↓

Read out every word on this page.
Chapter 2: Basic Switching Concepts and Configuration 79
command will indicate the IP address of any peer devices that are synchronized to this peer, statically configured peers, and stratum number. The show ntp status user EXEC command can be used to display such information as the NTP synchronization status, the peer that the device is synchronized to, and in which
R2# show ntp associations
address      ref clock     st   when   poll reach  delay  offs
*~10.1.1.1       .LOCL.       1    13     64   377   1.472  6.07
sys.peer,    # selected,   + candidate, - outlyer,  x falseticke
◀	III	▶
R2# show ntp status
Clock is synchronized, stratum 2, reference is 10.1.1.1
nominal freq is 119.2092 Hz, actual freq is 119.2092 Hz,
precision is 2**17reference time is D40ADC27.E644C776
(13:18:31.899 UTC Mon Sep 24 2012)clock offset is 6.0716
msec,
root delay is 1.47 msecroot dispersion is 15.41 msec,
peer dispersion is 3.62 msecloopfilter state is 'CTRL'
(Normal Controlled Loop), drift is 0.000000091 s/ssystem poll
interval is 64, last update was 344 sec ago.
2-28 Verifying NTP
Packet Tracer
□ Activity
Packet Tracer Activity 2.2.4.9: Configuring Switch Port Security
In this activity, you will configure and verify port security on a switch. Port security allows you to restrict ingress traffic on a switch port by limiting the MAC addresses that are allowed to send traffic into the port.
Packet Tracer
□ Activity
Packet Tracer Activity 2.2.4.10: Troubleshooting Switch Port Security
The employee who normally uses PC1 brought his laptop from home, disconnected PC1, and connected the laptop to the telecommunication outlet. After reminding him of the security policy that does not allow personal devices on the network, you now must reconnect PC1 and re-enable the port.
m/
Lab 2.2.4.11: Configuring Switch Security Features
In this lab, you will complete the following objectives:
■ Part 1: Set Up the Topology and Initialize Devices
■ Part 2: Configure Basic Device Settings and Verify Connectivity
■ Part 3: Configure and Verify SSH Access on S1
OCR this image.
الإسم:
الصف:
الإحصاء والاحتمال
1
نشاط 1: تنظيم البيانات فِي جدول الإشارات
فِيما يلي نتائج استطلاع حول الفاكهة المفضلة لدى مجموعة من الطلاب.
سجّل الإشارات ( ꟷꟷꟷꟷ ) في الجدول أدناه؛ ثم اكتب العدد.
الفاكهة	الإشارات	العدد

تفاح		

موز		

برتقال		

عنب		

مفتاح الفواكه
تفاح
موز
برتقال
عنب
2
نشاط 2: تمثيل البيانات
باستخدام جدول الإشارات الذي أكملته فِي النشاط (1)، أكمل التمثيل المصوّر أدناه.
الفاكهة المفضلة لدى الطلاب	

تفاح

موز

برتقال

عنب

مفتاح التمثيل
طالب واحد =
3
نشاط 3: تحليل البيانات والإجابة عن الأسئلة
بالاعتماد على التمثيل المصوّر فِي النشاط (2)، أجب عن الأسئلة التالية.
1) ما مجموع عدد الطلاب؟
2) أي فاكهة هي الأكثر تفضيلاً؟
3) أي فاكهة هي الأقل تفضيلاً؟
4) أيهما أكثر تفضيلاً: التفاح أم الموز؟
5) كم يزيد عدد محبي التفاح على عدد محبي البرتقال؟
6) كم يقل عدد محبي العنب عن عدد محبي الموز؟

↑

• _Aim_
Extract all of the data above and output it character for character.

• _Problem solution_
Read out every word on this page.
Chapter 2: Basic Switching Concepts and Configuration 79
command will indicate the IP address of any peer devices that are synchronized to this peer, statically configured peers, and stratum number. The show ntp status user EXEC command can be used to display such information as the NTP synchronization status, the peer that the device is synchronized to, and in which
R2# show ntp associations
address      ref clock     st   when   poll reach  delay  offs
*~10.1.1.1       .LOCL.       1    13     64   377   1.472  6.07
sys.peer,    # selected,   + candidate, - outlyer,  x falseticke
◀	III	▶
R2# show ntp status
Clock is synchronized, stratum 2, reference is 10.1.1.1
nominal freq is 119.2092 Hz, actual freq is 119.2092 Hz,
precision is 2**17reference time is D40ADC27.E644C776
(13:18:31.899 UTC Mon Sep 24 2012)clock offset is 6.0716
msec,
root delay is 1.47 msecroot dispersion is 15.41 msec,
peer dispersion is 3.62 msecloopfilter state is 'CTRL'
(Normal Controlled Loop), drift is 0.000000091 s/ssystem poll
interval is 64, last update was 344 sec ago.
2-28 Verifying NTP
Packet Tracer
□ Activity
Packet Tracer Activity 2.2.4.9: Configuring Switch Port Security
In this activity, you will configure and verify port security on a switch. Port security allows you to restrict ingress traffic on a switch port by limiting the MAC addresses that are allowed to send traffic into the port.
Packet Tracer
□ Activity
Packet Tracer Activity 2.2.4.10: Troubleshooting Switch Port Security
The employee who normally uses PC1 brought his laptop from home, disconnected PC1, and connected the laptop to the telecommunication outlet. After reminding him of the security policy that does not allow personal devices on the network, you now must reconnect PC1 and re-enable the port.
m/
Lab 2.2.4.11: Configuring Switch Security Features
In this lab, you will complete the following objectives:
■ Part 1: Set Up the Topology and Initialize Devices
■ Part 2: Configure Basic Device Settings and Verify Connectivity
■ Part 3: Configure and Verify SSH Access on S1
OCR this image.
الإسم:
الصف:
الإحصاء والاحتمال
1
نشاط 1: تنظيم البيانات فِي جدول الإشارات
فِيما يلي نتائج استطلاع حول الفاكهة المفضلة لدى مجموعة من الطلاب.
سجّل الإشارات ( ꟷꟷꟷꟷ ) في الجدول أدناه؛ ثم اكتب العدد.
الفاكهة	الإشارات	العدد

تفاح		

موز		

برتقال		

عنب		

مفتاح الفواكه
تفاح
موز
برتقال
عنب
2
نشاط 2: تمثيل البيانات
باستخدام جدول الإشارات الذي أكملته فِي النشاط (1)، أكمل التمثيل المصوّر أدناه.
الفاكهة المفضلة لدى الطلاب	

تفاح

موز

برتقال

عنب

مفتاح التمثيل
طالب واحد =
3
نشاط 3: تحليل البيانات والإجابة عن الأسئلة
بالاعتماد على التمثيل المصوّر فِي النشاط (2)، أجب عن الأسئلة التالية.
1) ما مجموع عدد الطلاب؟
2) أي فاكهة هي الأكثر تفضيلاً؟
3) أي فاكهة هي الأقل تفضيلاً؟
4) أيهما أكثر تفضيلاً: التفاح أم الموز؟
5) كم يزيد عدد محبي التفاح على عدد محبي البرتقال؟
6) كم يقل عدد محبي العنب عن عدد محبي الموز؟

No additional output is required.